* [Exercise instructions]: The records that follow must be reproduced in full, exactly as written.

* [Stored entries]:
* * *
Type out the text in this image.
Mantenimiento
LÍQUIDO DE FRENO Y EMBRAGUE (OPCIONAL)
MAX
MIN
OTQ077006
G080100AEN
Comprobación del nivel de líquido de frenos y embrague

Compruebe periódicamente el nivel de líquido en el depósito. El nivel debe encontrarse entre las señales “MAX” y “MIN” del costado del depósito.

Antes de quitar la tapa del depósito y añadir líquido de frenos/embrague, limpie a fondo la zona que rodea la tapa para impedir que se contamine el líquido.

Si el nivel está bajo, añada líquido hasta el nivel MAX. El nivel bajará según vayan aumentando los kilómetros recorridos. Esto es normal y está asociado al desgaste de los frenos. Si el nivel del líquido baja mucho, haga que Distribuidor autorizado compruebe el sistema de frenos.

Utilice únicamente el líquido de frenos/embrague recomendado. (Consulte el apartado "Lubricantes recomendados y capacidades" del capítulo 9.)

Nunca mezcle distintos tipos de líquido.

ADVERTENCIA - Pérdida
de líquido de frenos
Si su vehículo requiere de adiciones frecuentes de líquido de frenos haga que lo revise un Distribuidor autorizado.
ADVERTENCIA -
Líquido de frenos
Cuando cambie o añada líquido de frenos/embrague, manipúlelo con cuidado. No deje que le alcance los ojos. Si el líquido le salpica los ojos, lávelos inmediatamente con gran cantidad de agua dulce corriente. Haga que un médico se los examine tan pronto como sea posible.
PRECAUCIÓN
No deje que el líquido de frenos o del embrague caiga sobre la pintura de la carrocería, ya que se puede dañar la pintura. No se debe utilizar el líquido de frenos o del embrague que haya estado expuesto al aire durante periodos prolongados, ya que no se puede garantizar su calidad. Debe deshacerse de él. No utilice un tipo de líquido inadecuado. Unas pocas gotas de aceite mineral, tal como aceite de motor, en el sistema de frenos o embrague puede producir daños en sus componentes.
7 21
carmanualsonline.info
* * *
* [Exercise response]:
Type out the text in this image.
Mantenimiento
LÍQUIDO DE FRENO Y EMBRAGUE (OPCIONAL)
MAX
MIN
OTQ077006
G080100AEN
Comprobación del nivel de líquido de frenos y embrague

Compruebe periódicamente el nivel de líquido en el depósito. El nivel debe encontrarse entre las señales “MAX” y “MIN” del costado del depósito.

Antes de quitar la tapa del depósito y añadir líquido de frenos/embrague, limpie a fondo la zona que rodea la tapa para impedir que se contamine el líquido.

Si el nivel está bajo, añada líquido hasta el nivel MAX. El nivel bajará según vayan aumentando los kilómetros recorridos. Esto es normal y está asociado al desgaste de los frenos. Si el nivel del líquido baja mucho, haga que Distribuidor autorizado compruebe el sistema de frenos.

Utilice únicamente el líquido de frenos/embrague recomendado. (Consulte el apartado "Lubricantes recomendados y capacidades" del capítulo 9.)

Nunca mezcle distintos tipos de líquido.

ADVERTENCIA - Pérdida
de líquido de frenos
Si su vehículo requiere de adiciones frecuentes de líquido de frenos haga que lo revise un Distribuidor autorizado.
ADVERTENCIA -
Líquido de frenos
Cuando cambie o añada líquido de frenos/embrague, manipúlelo con cuidado. No deje que le alcance los ojos. Si el líquido le salpica los ojos, lávelos inmediatamente con gran cantidad de agua dulce corriente. Haga que un médico se los examine tan pronto como sea posible.
PRECAUCIÓN
No deje que el líquido de frenos o del embrague caiga sobre la pintura de la carrocería, ya que se puede dañar la pintura. No se debe utilizar el líquido de frenos o del embrague que haya estado expuesto al aire durante periodos prolongados, ya que no se puede garantizar su calidad. Debe deshacerse de él. No utilice un tipo de líquido inadecuado. Unas pocas gotas de aceite mineral, tal como aceite de motor, en el sistema de frenos o embrague puede producir daños en sus componentes.
7 21
carmanualsonline.info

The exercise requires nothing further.